§ INFORMATION SUPPLIED

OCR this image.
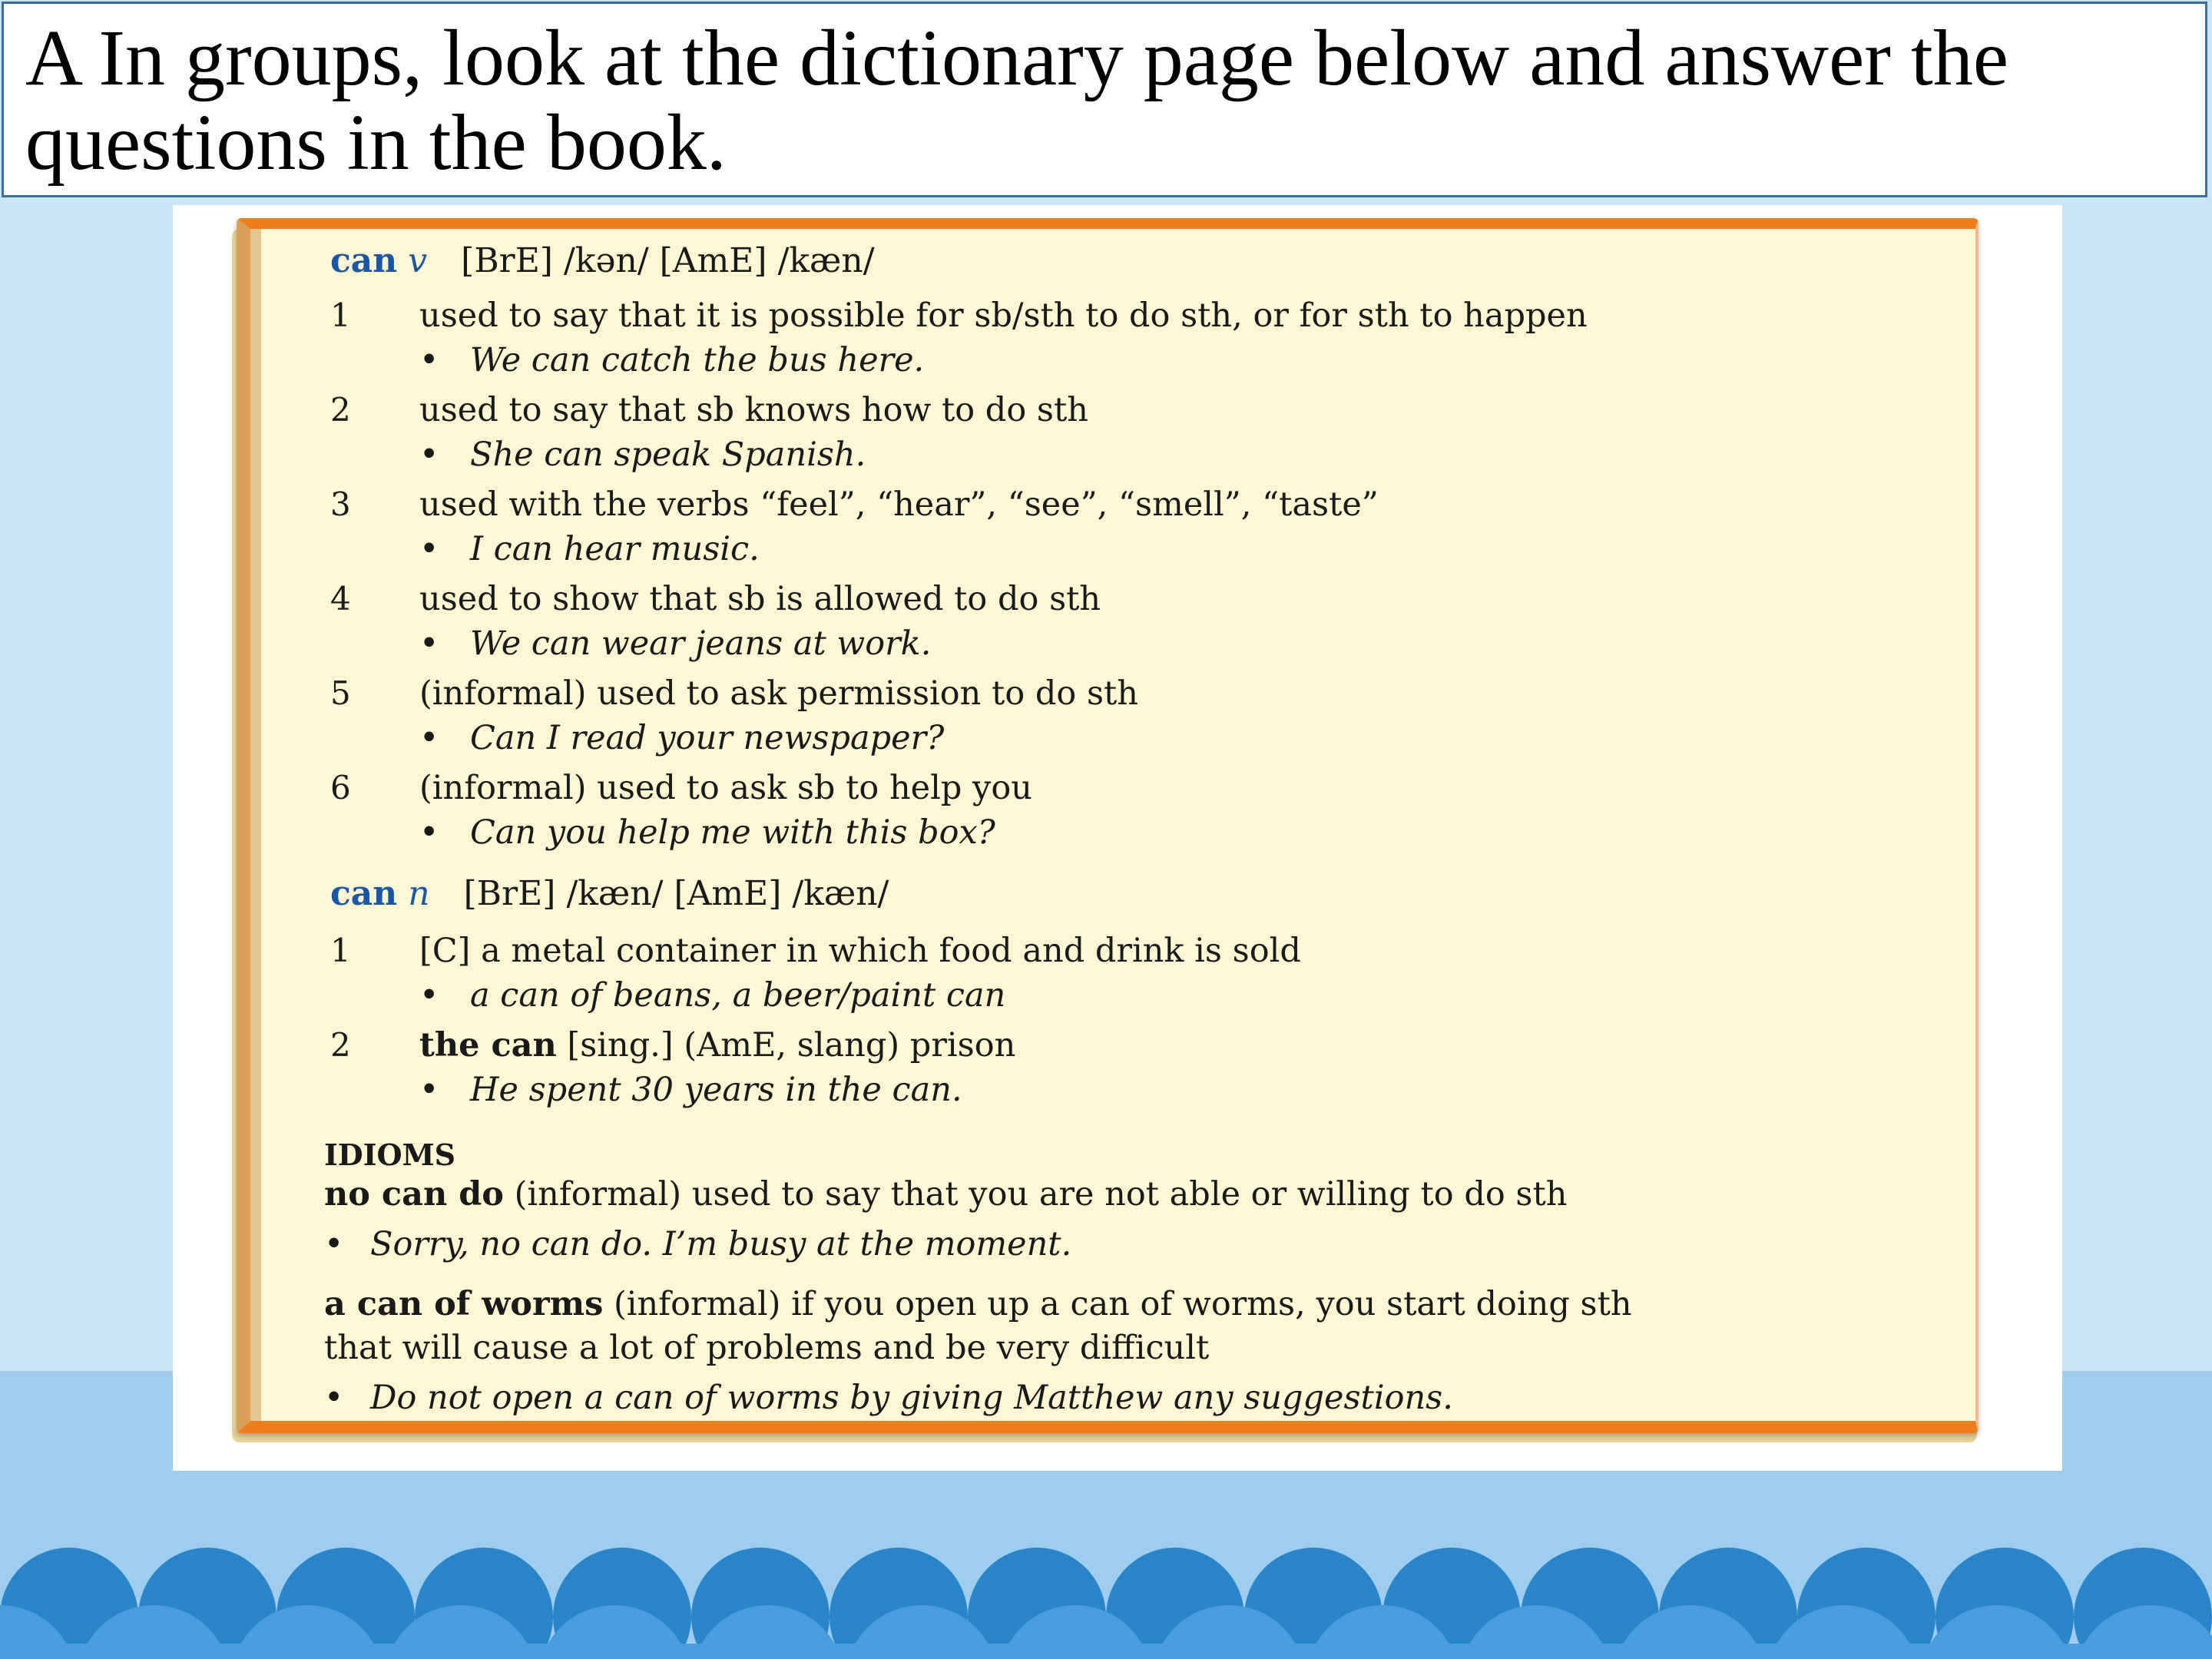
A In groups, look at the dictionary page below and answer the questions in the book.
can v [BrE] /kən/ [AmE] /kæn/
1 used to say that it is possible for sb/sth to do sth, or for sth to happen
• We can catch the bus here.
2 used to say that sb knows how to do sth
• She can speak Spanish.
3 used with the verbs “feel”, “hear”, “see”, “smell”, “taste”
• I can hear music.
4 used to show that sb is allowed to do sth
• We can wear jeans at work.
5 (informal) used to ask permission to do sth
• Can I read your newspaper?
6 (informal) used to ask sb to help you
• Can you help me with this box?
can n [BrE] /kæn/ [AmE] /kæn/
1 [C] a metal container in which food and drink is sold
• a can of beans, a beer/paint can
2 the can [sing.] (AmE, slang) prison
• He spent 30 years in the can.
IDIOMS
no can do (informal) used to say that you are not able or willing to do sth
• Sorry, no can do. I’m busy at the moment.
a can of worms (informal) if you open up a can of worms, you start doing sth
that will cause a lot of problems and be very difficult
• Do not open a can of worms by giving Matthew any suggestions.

§ WHAT THE TASK ASKS
Pictures are excluded; repeat every record exactly.

§ COMPLETED EXERCISE
OCR this image.
A In groups, look at the dictionary page below and answer the questions in the book.
can v [BrE] /kən/ [AmE] /kæn/
1 used to say that it is possible for sb/sth to do sth, or for sth to happen
• We can catch the bus here.
2 used to say that sb knows how to do sth
• She can speak Spanish.
3 used with the verbs “feel”, “hear”, “see”, “smell”, “taste”
• I can hear music.
4 used to show that sb is allowed to do sth
• We can wear jeans at work.
5 (informal) used to ask permission to do sth
• Can I read your newspaper?
6 (informal) used to ask sb to help you
• Can you help me with this box?
can n [BrE] /kæn/ [AmE] /kæn/
1 [C] a metal container in which food and drink is sold
• a can of beans, a beer/paint can
2 the can [sing.] (AmE, slang) prison
• He spent 30 years in the can.
IDIOMS
no can do (informal) used to say that you are not able or willing to do sth
• Sorry, no can do. I’m busy at the moment.
a can of worms (informal) if you open up a can of worms, you start doing sth
that will cause a lot of problems and be very difficult
• Do not open a can of worms by giving Matthew any suggestions.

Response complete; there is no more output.